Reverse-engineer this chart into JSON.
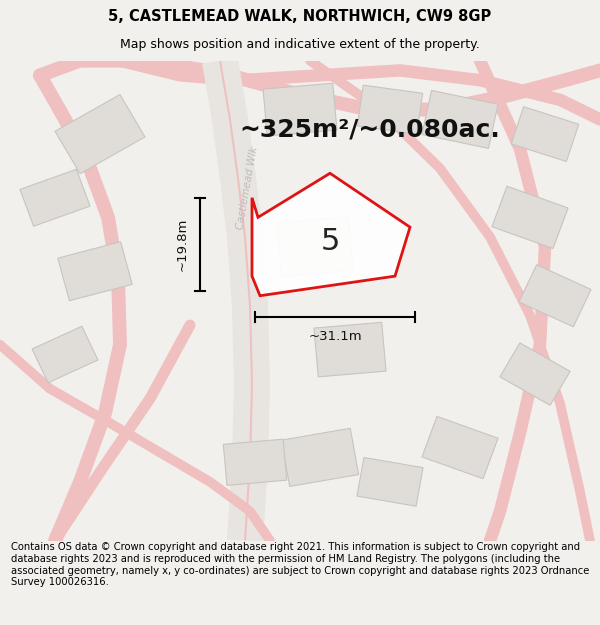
{
  "title": "5, CASTLEMEAD WALK, NORTHWICH, CW9 8GP",
  "subtitle": "Map shows position and indicative extent of the property.",
  "area_label": "~325m²/~0.080ac.",
  "number_label": "5",
  "width_label": "~31.1m",
  "height_label": "~19.8m",
  "road_label": "Castlemead Wlk",
  "footer": "Contains OS data © Crown copyright and database right 2021. This information is subject to Crown copyright and database rights 2023 and is reproduced with the permission of HM Land Registry. The polygons (including the associated geometry, namely x, y co-ordinates) are subject to Crown copyright and database rights 2023 Ordnance Survey 100026316.",
  "bg_color": "#f2f0ed",
  "map_bg": "#f2f0ed",
  "red_line_color": "#dd0000",
  "building_fill": "#e0ddd9",
  "building_edge": "#c8c5c0",
  "road_fill": "#e8e5e0",
  "pink_road": "#f0c0c0",
  "title_fontsize": 10.5,
  "subtitle_fontsize": 9,
  "footer_fontsize": 7.2,
  "area_fontsize": 18,
  "number_fontsize": 22,
  "dim_fontsize": 9.5,
  "road_label_fontsize": 7.5
}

__Task brief__
Copy out each record shown above without alteration, skipping any picture.

__Result__
Reverse-engineer this chart into JSON.
{
  "title": "5, CASTLEMEAD WALK, NORTHWICH, CW9 8GP",
  "subtitle": "Map shows position and indicative extent of the property.",
  "area_label": "~325m²/~0.080ac.",
  "number_label": "5",
  "width_label": "~31.1m",
  "height_label": "~19.8m",
  "road_label": "Castlemead Wlk",
  "footer": "Contains OS data © Crown copyright and database right 2021. This information is subject to Crown copyright and database rights 2023 and is reproduced with the permission of HM Land Registry. The polygons (including the associated geometry, namely x, y co-ordinates) are subject to Crown copyright and database rights 2023 Ordnance Survey 100026316.",
  "bg_color": "#f2f0ed",
  "map_bg": "#f2f0ed",
  "red_line_color": "#dd0000",
  "building_fill": "#e0ddd9",
  "building_edge": "#c8c5c0",
  "road_fill": "#e8e5e0",
  "pink_road": "#f0c0c0",
  "title_fontsize": 10.5,
  "subtitle_fontsize": 9,
  "footer_fontsize": 7.2,
  "area_fontsize": 18,
  "number_fontsize": 22,
  "dim_fontsize": 9.5,
  "road_label_fontsize": 7.5
}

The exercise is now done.